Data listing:
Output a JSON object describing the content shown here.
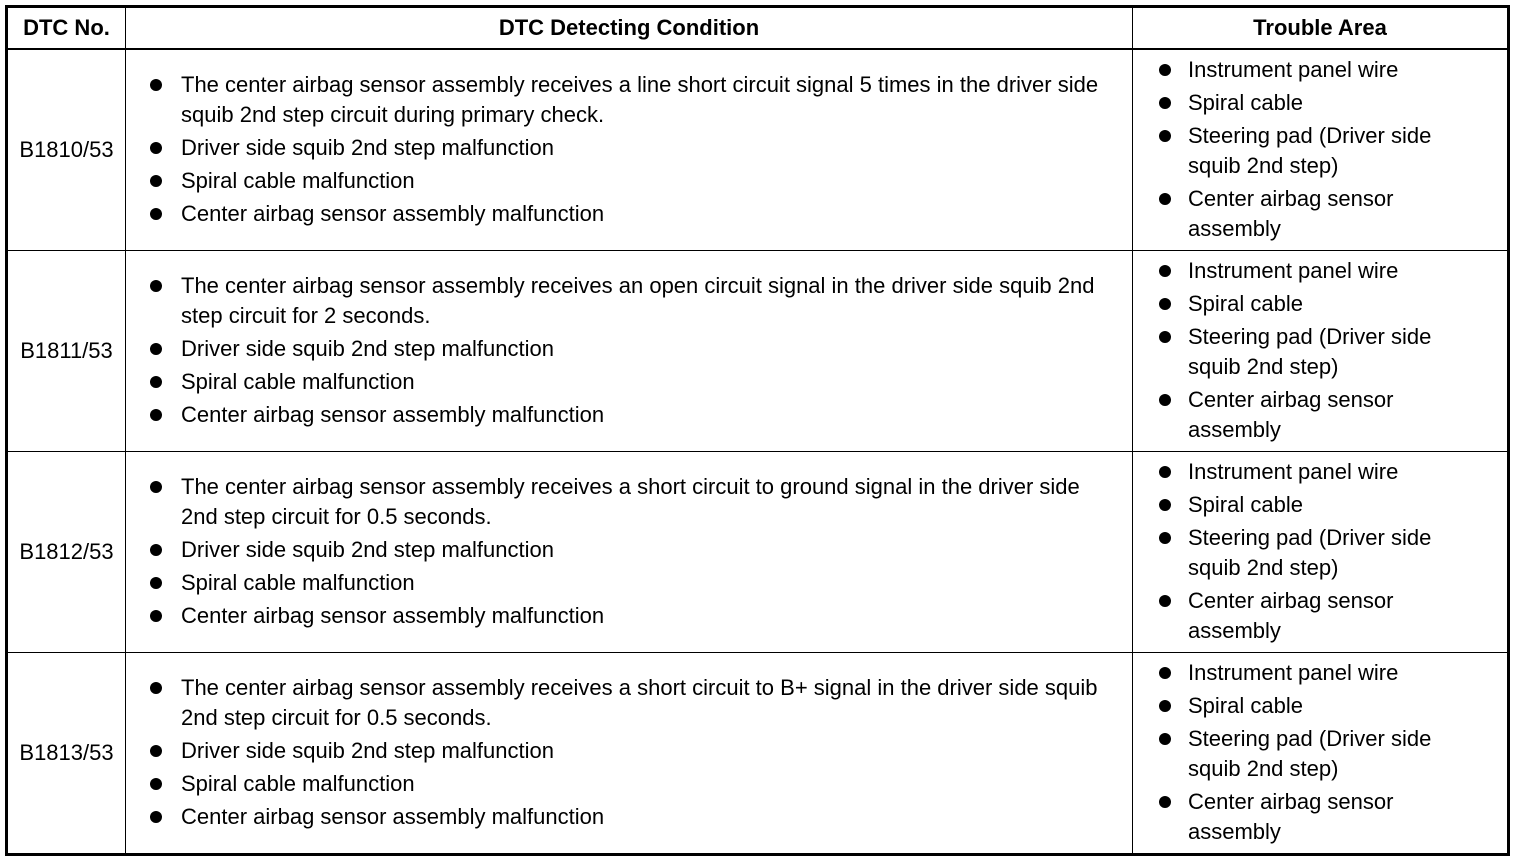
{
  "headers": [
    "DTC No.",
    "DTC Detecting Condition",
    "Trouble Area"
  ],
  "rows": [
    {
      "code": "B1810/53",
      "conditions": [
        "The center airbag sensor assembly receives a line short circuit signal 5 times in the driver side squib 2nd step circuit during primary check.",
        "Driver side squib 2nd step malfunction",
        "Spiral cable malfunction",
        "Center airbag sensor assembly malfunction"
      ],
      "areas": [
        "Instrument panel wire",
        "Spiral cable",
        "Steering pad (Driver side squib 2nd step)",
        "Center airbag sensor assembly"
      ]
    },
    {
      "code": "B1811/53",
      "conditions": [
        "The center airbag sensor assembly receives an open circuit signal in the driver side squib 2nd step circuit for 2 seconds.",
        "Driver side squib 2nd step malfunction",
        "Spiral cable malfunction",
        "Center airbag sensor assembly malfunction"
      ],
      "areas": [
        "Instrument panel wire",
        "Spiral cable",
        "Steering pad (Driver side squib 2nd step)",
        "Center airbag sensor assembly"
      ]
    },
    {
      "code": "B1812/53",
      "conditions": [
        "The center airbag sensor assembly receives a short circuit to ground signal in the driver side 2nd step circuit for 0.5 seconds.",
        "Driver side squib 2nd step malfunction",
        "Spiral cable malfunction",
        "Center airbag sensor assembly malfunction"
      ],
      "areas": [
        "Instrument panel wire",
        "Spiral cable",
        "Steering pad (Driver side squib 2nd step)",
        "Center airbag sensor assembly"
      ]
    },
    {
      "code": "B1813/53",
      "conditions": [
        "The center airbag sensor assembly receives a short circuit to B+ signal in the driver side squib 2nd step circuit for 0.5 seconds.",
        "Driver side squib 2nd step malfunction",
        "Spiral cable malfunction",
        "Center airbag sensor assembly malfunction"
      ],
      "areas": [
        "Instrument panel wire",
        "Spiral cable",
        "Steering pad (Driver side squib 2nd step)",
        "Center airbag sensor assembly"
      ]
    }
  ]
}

Task to complete: Return the whole listing, word for word, and leave out every picture.

Output below:
Output a JSON object describing the content shown here.
{
  "headers": [
    "DTC No.",
    "DTC Detecting Condition",
    "Trouble Area"
  ],
  "rows": [
    {
      "code": "B1810/53",
      "conditions": [
        "The center airbag sensor assembly receives a line short circuit signal 5 times in the driver side squib 2nd step circuit during primary check.",
        "Driver side squib 2nd step malfunction",
        "Spiral cable malfunction",
        "Center airbag sensor assembly malfunction"
      ],
      "areas": [
        "Instrument panel wire",
        "Spiral cable",
        "Steering pad (Driver side squib 2nd step)",
        "Center airbag sensor assembly"
      ]
    },
    {
      "code": "B1811/53",
      "conditions": [
        "The center airbag sensor assembly receives an open circuit signal in the driver side squib 2nd step circuit for 2 seconds.",
        "Driver side squib 2nd step malfunction",
        "Spiral cable malfunction",
        "Center airbag sensor assembly malfunction"
      ],
      "areas": [
        "Instrument panel wire",
        "Spiral cable",
        "Steering pad (Driver side squib 2nd step)",
        "Center airbag sensor assembly"
      ]
    },
    {
      "code": "B1812/53",
      "conditions": [
        "The center airbag sensor assembly receives a short circuit to ground signal in the driver side 2nd step circuit for 0.5 seconds.",
        "Driver side squib 2nd step malfunction",
        "Spiral cable malfunction",
        "Center airbag sensor assembly malfunction"
      ],
      "areas": [
        "Instrument panel wire",
        "Spiral cable",
        "Steering pad (Driver side squib 2nd step)",
        "Center airbag sensor assembly"
      ]
    },
    {
      "code": "B1813/53",
      "conditions": [
        "The center airbag sensor assembly receives a short circuit to B+ signal in the driver side squib 2nd step circuit for 0.5 seconds.",
        "Driver side squib 2nd step malfunction",
        "Spiral cable malfunction",
        "Center airbag sensor assembly malfunction"
      ],
      "areas": [
        "Instrument panel wire",
        "Spiral cable",
        "Steering pad (Driver side squib 2nd step)",
        "Center airbag sensor assembly"
      ]
    }
  ]
}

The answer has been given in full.